Please copy all of the material below word for word, line by line, and leave the pictures out.
===
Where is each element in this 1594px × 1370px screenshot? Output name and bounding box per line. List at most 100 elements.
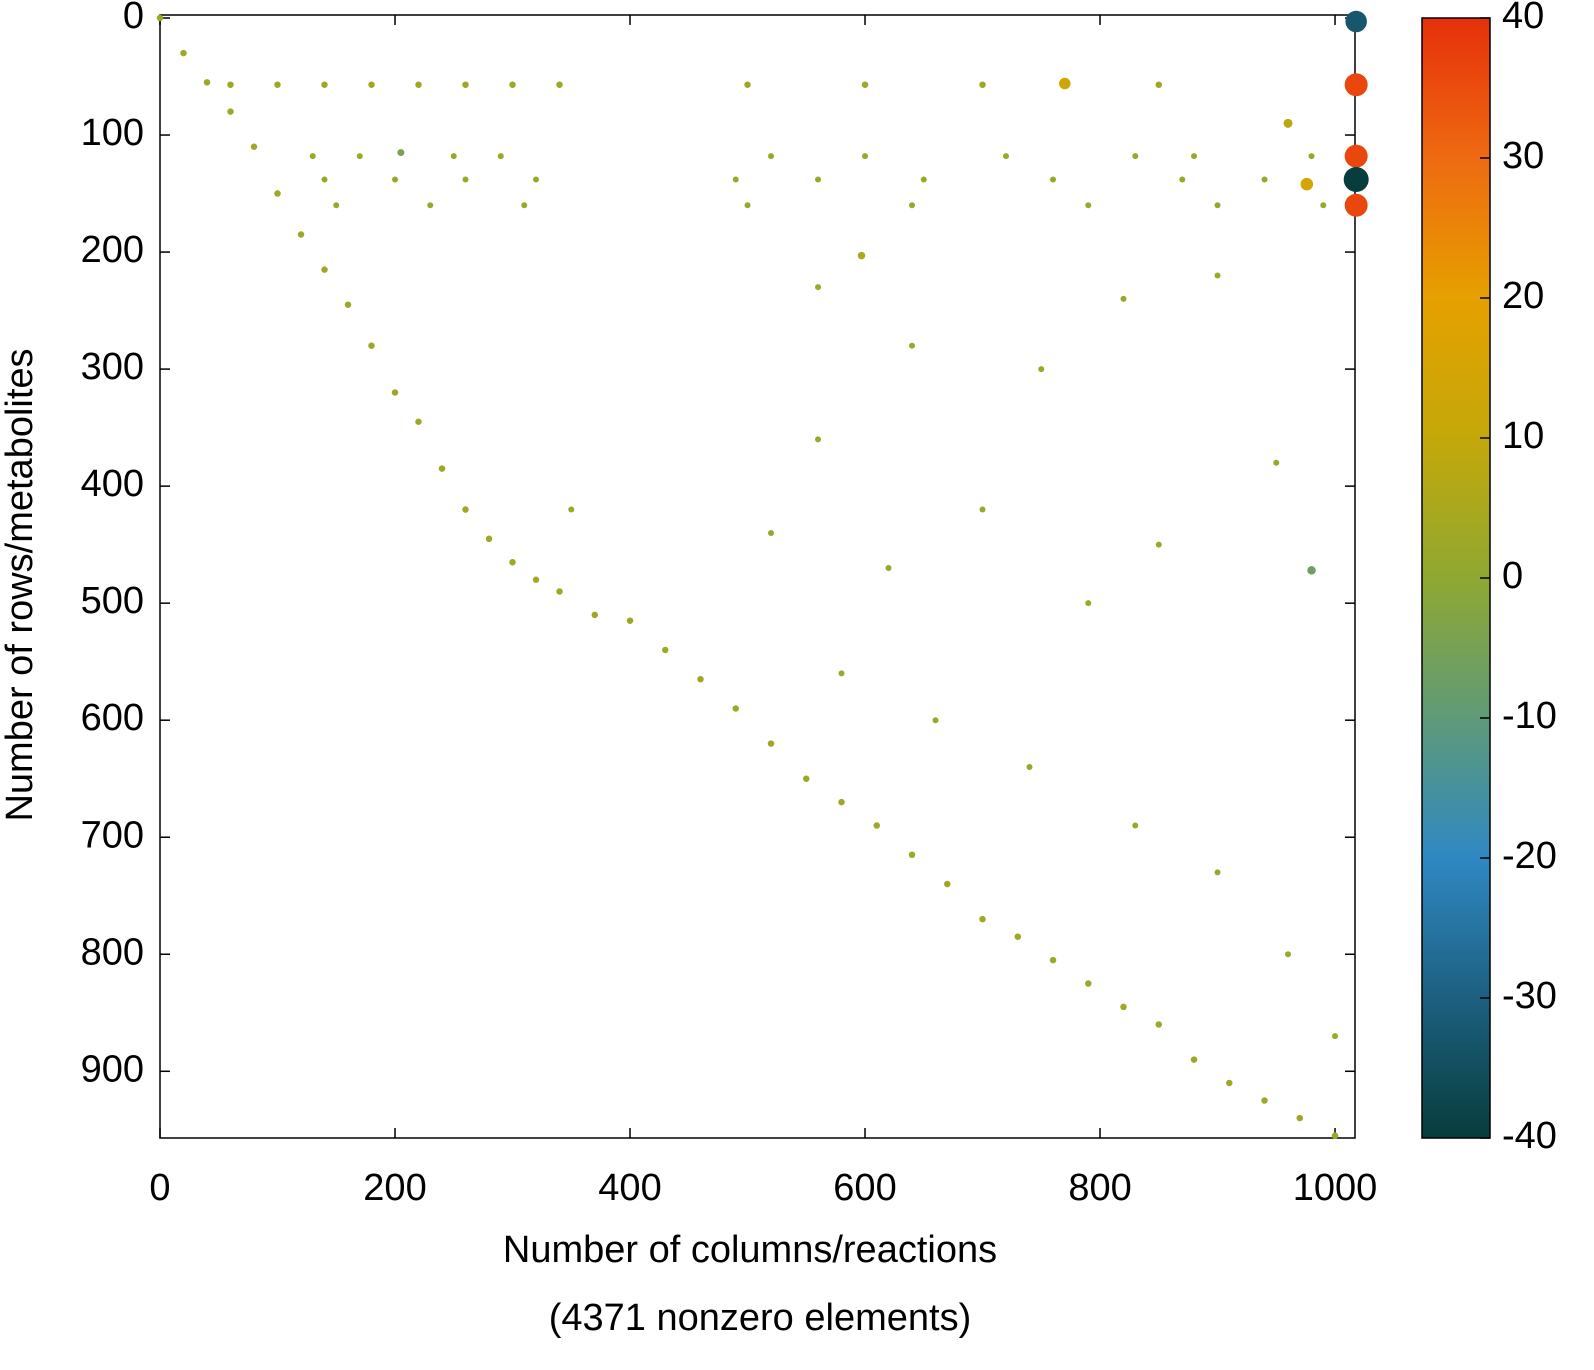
y-tick-label: 100 — [81, 112, 144, 154]
nonzero-point — [227, 108, 234, 115]
nonzero-point — [873, 822, 881, 829]
nonzero-point — [1179, 176, 1186, 183]
nonzero-point — [156, 14, 164, 22]
nonzero-point — [861, 81, 869, 88]
nonzero-point — [1345, 10, 1367, 33]
colorbar-tick-label: -10 — [1502, 695, 1557, 737]
nonzero-point — [368, 342, 375, 349]
y-axis-label: Number of rows/metabolites — [0, 348, 41, 821]
nonzero-point — [344, 301, 352, 308]
nonzero-point — [909, 342, 916, 349]
nonzero-point — [1050, 176, 1057, 183]
nonzero-point — [427, 202, 434, 209]
nonzero-point — [180, 49, 187, 57]
nonzero-point — [321, 176, 328, 183]
nonzero-point — [908, 851, 916, 859]
nonzero-point — [857, 251, 866, 260]
nonzero-point — [591, 611, 599, 619]
nonzero-point — [744, 202, 751, 209]
nonzero-point — [556, 588, 563, 595]
nonzero-point — [532, 576, 540, 584]
nonzero-point — [1300, 177, 1314, 191]
nonzero-point — [462, 176, 469, 183]
nonzero-point — [1344, 144, 1368, 168]
nonzero-point — [1307, 566, 1316, 575]
y-tick-label: 300 — [81, 346, 144, 388]
nonzero-point — [732, 176, 739, 183]
x-tick-label: 200 — [363, 1167, 426, 1209]
x-axis-label: (4371 nonzero elements) — [549, 1297, 971, 1339]
nonzero-point — [321, 266, 328, 273]
nonzero-point — [979, 915, 986, 923]
nonzero-point — [885, 565, 892, 572]
nonzero-point — [392, 176, 399, 183]
nonzero-point — [838, 798, 845, 806]
nonzero-point — [1155, 541, 1162, 548]
x-axis-label: Number of columns/reactions — [503, 1229, 997, 1271]
nonzero-point — [979, 506, 986, 513]
nonzero-point — [862, 153, 869, 160]
nonzero-point — [768, 529, 775, 536]
nonzero-point — [803, 775, 810, 782]
nonzero-point — [815, 436, 822, 443]
nonzero-point — [450, 153, 457, 160]
nonzero-point — [438, 465, 446, 472]
nonzero-point — [732, 705, 740, 712]
colorbar — [1421, 17, 1491, 1139]
nonzero-point — [1285, 951, 1292, 958]
nonzero-point — [509, 558, 516, 566]
nonzero-point — [1014, 933, 1022, 940]
nonzero-point — [1190, 1056, 1198, 1063]
nonzero-point — [1026, 764, 1033, 771]
nonzero-point — [744, 81, 751, 88]
x-tick-label: 400 — [598, 1167, 661, 1209]
nonzero-point — [697, 675, 704, 683]
nonzero-point — [815, 284, 822, 291]
nonzero-point — [485, 535, 493, 543]
nonzero-point — [1085, 980, 1092, 987]
nonzero-point — [662, 646, 669, 654]
nonzero-point — [767, 740, 775, 747]
plot-frame — [159, 14, 1356, 1139]
nonzero-point — [1059, 77, 1071, 90]
nonzero-point — [203, 79, 211, 86]
nonzero-point — [397, 149, 405, 157]
nonzero-point — [333, 202, 340, 209]
nonzero-point — [568, 506, 575, 513]
colorbar-tick-label: 10 — [1502, 415, 1544, 457]
nonzero-point — [462, 506, 469, 513]
colorbar-tick-label: -40 — [1502, 1115, 1557, 1157]
nonzero-point — [415, 81, 422, 88]
nonzero-point — [1344, 193, 1368, 217]
nonzero-point — [356, 153, 363, 160]
y-tick-label: 0 — [123, 0, 144, 37]
nonzero-point — [1343, 167, 1369, 193]
colorbar-tick-label: 30 — [1502, 135, 1544, 177]
y-tick-label: 600 — [81, 697, 144, 739]
colorbar-tick-label: 40 — [1502, 0, 1544, 37]
nonzero-point — [1344, 73, 1368, 97]
nonzero-point — [1085, 600, 1092, 607]
nonzero-point — [1003, 153, 1010, 160]
colorbar-tick-label: 20 — [1502, 275, 1544, 317]
nonzero-point — [838, 670, 845, 677]
nonzero-point — [1120, 295, 1127, 302]
nonzero-point — [521, 202, 528, 209]
nonzero-point — [509, 81, 516, 88]
nonzero-point — [1214, 272, 1221, 279]
nonzero-point — [1283, 118, 1293, 128]
y-tick-label: 900 — [81, 1048, 144, 1090]
y-tick-label: 500 — [81, 580, 144, 622]
y-tick-label: 800 — [81, 931, 144, 973]
x-tick-label: 0 — [149, 1167, 170, 1209]
nonzero-point — [815, 176, 822, 183]
y-tick-label: 400 — [81, 463, 144, 505]
colorbar-tick-label: -20 — [1502, 835, 1557, 877]
nonzero-point — [1120, 1003, 1127, 1011]
y-tick-label: 200 — [81, 229, 144, 271]
nonzero-point — [1191, 153, 1198, 160]
y-tick-label: 700 — [81, 814, 144, 856]
nonzero-point — [1155, 81, 1163, 88]
nonzero-point — [497, 153, 504, 160]
nonzero-point — [909, 202, 916, 209]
===
▸ COMPLETED TASK:
Where is each element in this 1594px × 1370px screenshot? Output name and bounding box per line. List at most 100 elements.
y-tick-label: 100 — [81, 112, 144, 154]
nonzero-point — [227, 108, 234, 115]
nonzero-point — [873, 822, 881, 829]
nonzero-point — [1179, 176, 1186, 183]
nonzero-point — [156, 14, 164, 22]
nonzero-point — [861, 81, 869, 88]
nonzero-point — [1345, 10, 1367, 33]
colorbar-tick-label: -10 — [1502, 695, 1557, 737]
nonzero-point — [368, 342, 375, 349]
y-axis-label: Number of rows/metabolites — [0, 348, 41, 821]
nonzero-point — [344, 301, 352, 308]
nonzero-point — [909, 342, 916, 349]
nonzero-point — [1050, 176, 1057, 183]
nonzero-point — [427, 202, 434, 209]
nonzero-point — [180, 49, 187, 57]
nonzero-point — [321, 176, 328, 183]
nonzero-point — [908, 851, 916, 859]
nonzero-point — [857, 251, 866, 260]
nonzero-point — [591, 611, 599, 619]
nonzero-point — [744, 202, 751, 209]
nonzero-point — [556, 588, 563, 595]
nonzero-point — [532, 576, 540, 584]
nonzero-point — [1300, 177, 1314, 191]
nonzero-point — [462, 176, 469, 183]
nonzero-point — [1344, 144, 1368, 168]
nonzero-point — [1307, 566, 1316, 575]
y-tick-label: 300 — [81, 346, 144, 388]
nonzero-point — [732, 176, 739, 183]
x-tick-label: 200 — [363, 1167, 426, 1209]
x-axis-label: (4371 nonzero elements) — [549, 1297, 971, 1339]
nonzero-point — [321, 266, 328, 273]
nonzero-point — [979, 915, 986, 923]
nonzero-point — [885, 565, 892, 572]
nonzero-point — [392, 176, 399, 183]
nonzero-point — [838, 798, 845, 806]
nonzero-point — [1155, 541, 1162, 548]
x-axis-label: Number of columns/reactions — [503, 1229, 997, 1271]
nonzero-point — [979, 506, 986, 513]
nonzero-point — [862, 153, 869, 160]
nonzero-point — [768, 529, 775, 536]
nonzero-point — [803, 775, 810, 782]
nonzero-point — [815, 436, 822, 443]
nonzero-point — [450, 153, 457, 160]
nonzero-point — [438, 465, 446, 472]
nonzero-point — [732, 705, 740, 712]
colorbar — [1421, 17, 1491, 1139]
nonzero-point — [1285, 951, 1292, 958]
nonzero-point — [509, 558, 516, 566]
nonzero-point — [1014, 933, 1022, 940]
nonzero-point — [1190, 1056, 1198, 1063]
nonzero-point — [1026, 764, 1033, 771]
nonzero-point — [744, 81, 751, 88]
x-tick-label: 400 — [598, 1167, 661, 1209]
nonzero-point — [697, 675, 704, 683]
nonzero-point — [815, 284, 822, 291]
nonzero-point — [485, 535, 493, 543]
nonzero-point — [1085, 980, 1092, 987]
nonzero-point — [662, 646, 669, 654]
nonzero-point — [767, 740, 775, 747]
plot-frame — [159, 14, 1356, 1139]
nonzero-point — [1059, 77, 1071, 90]
nonzero-point — [203, 79, 211, 86]
nonzero-point — [397, 149, 405, 157]
nonzero-point — [333, 202, 340, 209]
nonzero-point — [568, 506, 575, 513]
colorbar-tick-label: 10 — [1502, 415, 1544, 457]
nonzero-point — [462, 506, 469, 513]
colorbar-tick-label: -40 — [1502, 1115, 1557, 1157]
nonzero-point — [415, 81, 422, 88]
nonzero-point — [1344, 193, 1368, 217]
nonzero-point — [356, 153, 363, 160]
y-tick-label: 0 — [123, 0, 144, 37]
nonzero-point — [1343, 167, 1369, 193]
colorbar-tick-label: 30 — [1502, 135, 1544, 177]
y-tick-label: 600 — [81, 697, 144, 739]
colorbar-tick-label: 40 — [1502, 0, 1544, 37]
nonzero-point — [1344, 73, 1368, 97]
nonzero-point — [1085, 600, 1092, 607]
nonzero-point — [1003, 153, 1010, 160]
colorbar-tick-label: 20 — [1502, 275, 1544, 317]
nonzero-point — [838, 670, 845, 677]
nonzero-point — [1120, 295, 1127, 302]
nonzero-point — [521, 202, 528, 209]
nonzero-point — [509, 81, 516, 88]
nonzero-point — [1214, 272, 1221, 279]
nonzero-point — [1283, 118, 1293, 128]
y-tick-label: 900 — [81, 1048, 144, 1090]
y-tick-label: 500 — [81, 580, 144, 622]
y-tick-label: 800 — [81, 931, 144, 973]
x-tick-label: 0 — [149, 1167, 170, 1209]
nonzero-point — [815, 176, 822, 183]
y-tick-label: 400 — [81, 463, 144, 505]
colorbar-tick-label: -20 — [1502, 835, 1557, 877]
nonzero-point — [1120, 1003, 1127, 1011]
y-tick-label: 200 — [81, 229, 144, 271]
nonzero-point — [1191, 153, 1198, 160]
y-tick-label: 700 — [81, 814, 144, 856]
nonzero-point — [1155, 81, 1163, 88]
nonzero-point — [497, 153, 504, 160]
nonzero-point — [909, 202, 916, 209]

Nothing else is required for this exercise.